[Instruction] Check every line in the records below for the word "进行分析" and report how many have it, nothing more.

[Data for this task]
====

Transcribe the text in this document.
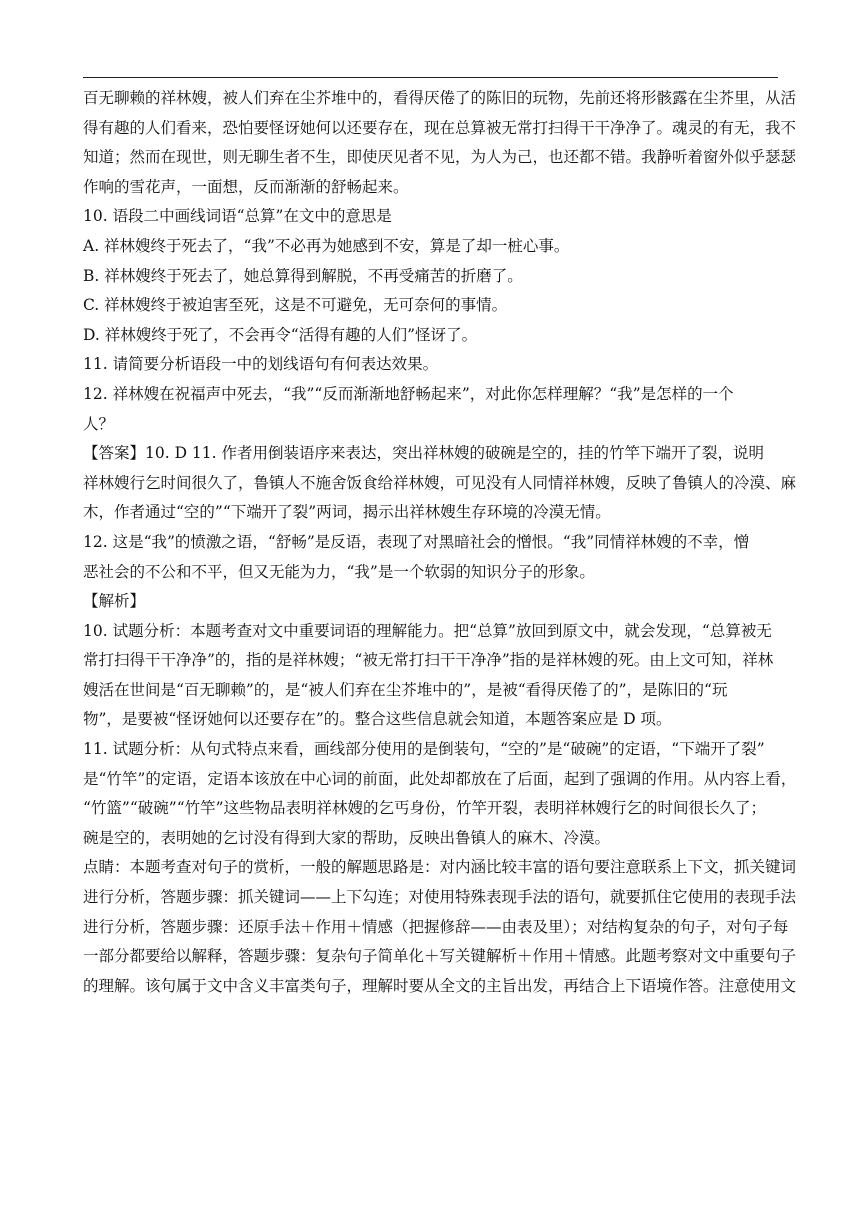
百无聊赖的祥林嫂，被人们弃在尘芥堆中的，看得厌倦了的陈旧的玩物，先前还将形骸露在尘芥里，从活
得有趣的人们看来，恐怕要怪讶她何以还要存在，现在总算被无常打扫得干干净净了。魂灵的有无，我不
知道；然而在现世，则无聊生者不生，即使厌见者不见，为人为己，也还都不错。我静听着窗外似乎瑟瑟
作响的雪花声，一面想，反而渐渐的舒畅起来。
10. 语段二中画线词语“总算”在文中的意思是
A. 祥林嫂终于死去了，“我”不必再为她感到不安，算是了却一桩心事。
B. 祥林嫂终于死去了，她总算得到解脱，不再受痛苦的折磨了。
C. 祥林嫂终于被迫害至死，这是不可避免，无可奈何的事情。
D. 祥林嫂终于死了，不会再令“活得有趣的人们”怪讶了。
11. 请简要分析语段一中的划线语句有何表达效果。
12. 祥林嫂在祝福声中死去，“我”“反而渐渐地舒畅起来”，对此你怎样理解？“我”是怎样的一个
人？
【答案】10. D 11. 作者用倒装语序来表达，突出祥林嫂的破碗是空的，挂的竹竿下端开了裂，说明
祥林嫂行乞时间很久了，鲁镇人不施舍饭食给祥林嫂，可见没有人同情祥林嫂，反映了鲁镇人的冷漠、麻
木，作者通过“空的”“下端开了裂”两词，揭示出祥林嫂生存环境的冷漠无情。
12. 这是“我”的愤激之语，“舒畅”是反语，表现了对黑暗社会的憎恨。“我”同情祥林嫂的不幸，憎
恶社会的不公和不平，但又无能为力，“我”是一个软弱的知识分子的形象。
【解析】
10. 试题分析：本题考查对文中重要词语的理解能力。把“总算”放回到原文中，就会发现，“总算被无
常打扫得干干净净”的，指的是祥林嫂；“被无常打扫干干净净”指的是祥林嫂的死。由上文可知，祥林
嫂活在世间是“百无聊赖”的，是“被人们弃在尘芥堆中的”，是被“看得厌倦了的”，是陈旧的“玩
物”，是要被“怪讶她何以还要存在”的。整合这些信息就会知道，本题答案应是 D 项。
11. 试题分析：从句式特点来看，画线部分使用的是倒装句，“空的”是“破碗”的定语，“下端开了裂”
是“竹竿”的定语，定语本该放在中心词的前面，此处却都放在了后面，起到了强调的作用。从内容上看，
“竹篮”“破碗”“竹竿”这些物品表明祥林嫂的乞丐身份，竹竿开裂，表明祥林嫂行乞的时间很长久了；
碗是空的，表明她的乞讨没有得到大家的帮助，反映出鲁镇人的麻木、冷漠。
点睛：本题考查对句子的赏析，一般的解题思路是：对内涵比较丰富的语句要注意联系上下文，抓关键词
进行分析，答题步骤：抓关键词——上下勾连；对使用特殊表现手法的语句，就要抓住它使用的表现手法
进行分析，答题步骤：还原手法＋作用＋情感（把握修辞——由表及里）；对结构复杂的句子，对句子每
一部分都要给以解释，答题步骤：复杂句子简单化＋写关键解析＋作用＋情感。此题考察对文中重要句子
的理解。该句属于文中含义丰富类句子，理解时要从全文的主旨出发，再结合上下语境作答。注意使用文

====

[Exercise result] 2